----- Rows -----

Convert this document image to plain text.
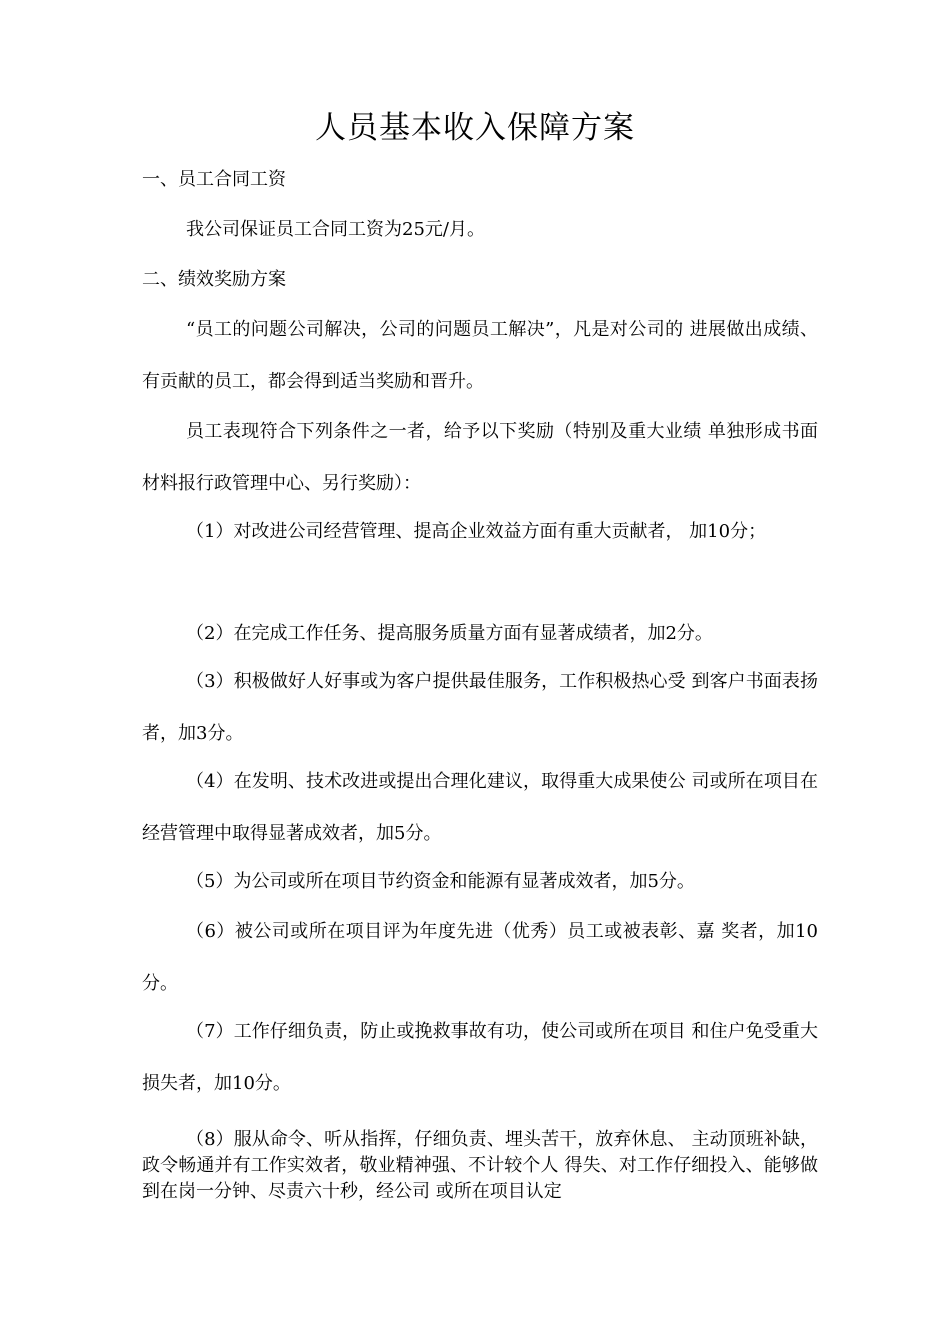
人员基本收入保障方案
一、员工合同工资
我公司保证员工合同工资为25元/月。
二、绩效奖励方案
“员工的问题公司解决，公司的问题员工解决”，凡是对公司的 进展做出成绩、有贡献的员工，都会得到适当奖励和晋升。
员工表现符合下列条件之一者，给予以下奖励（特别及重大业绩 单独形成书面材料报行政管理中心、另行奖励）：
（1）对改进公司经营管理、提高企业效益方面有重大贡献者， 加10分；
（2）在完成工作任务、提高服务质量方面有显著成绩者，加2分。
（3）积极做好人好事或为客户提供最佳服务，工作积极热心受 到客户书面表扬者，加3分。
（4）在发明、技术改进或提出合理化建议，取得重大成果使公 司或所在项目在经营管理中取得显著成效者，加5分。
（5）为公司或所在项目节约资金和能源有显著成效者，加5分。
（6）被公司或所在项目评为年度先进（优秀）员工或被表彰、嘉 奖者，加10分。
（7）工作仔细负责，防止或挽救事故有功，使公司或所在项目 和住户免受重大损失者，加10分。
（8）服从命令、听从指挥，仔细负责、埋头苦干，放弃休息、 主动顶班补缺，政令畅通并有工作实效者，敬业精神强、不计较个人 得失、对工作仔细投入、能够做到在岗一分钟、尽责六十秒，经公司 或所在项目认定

-----
----- Rows -----

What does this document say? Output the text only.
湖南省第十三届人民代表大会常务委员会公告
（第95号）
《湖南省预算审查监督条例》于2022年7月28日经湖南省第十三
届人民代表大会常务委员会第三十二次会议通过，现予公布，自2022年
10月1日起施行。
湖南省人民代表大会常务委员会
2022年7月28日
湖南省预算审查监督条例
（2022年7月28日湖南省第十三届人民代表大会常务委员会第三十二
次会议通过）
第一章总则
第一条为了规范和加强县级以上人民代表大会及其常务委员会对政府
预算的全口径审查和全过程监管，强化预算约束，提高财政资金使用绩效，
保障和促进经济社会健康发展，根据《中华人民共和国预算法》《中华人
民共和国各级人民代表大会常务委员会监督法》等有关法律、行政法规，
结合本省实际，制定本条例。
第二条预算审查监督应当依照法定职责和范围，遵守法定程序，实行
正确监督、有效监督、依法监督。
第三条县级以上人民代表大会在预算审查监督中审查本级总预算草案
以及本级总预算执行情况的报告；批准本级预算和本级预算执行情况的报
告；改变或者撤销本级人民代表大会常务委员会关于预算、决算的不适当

-----

#### Exercise
Copy out all lines from the material above that contain the string "this".

#### Task answer
Convert this document image to plain text.
What does this document say? Output the text only.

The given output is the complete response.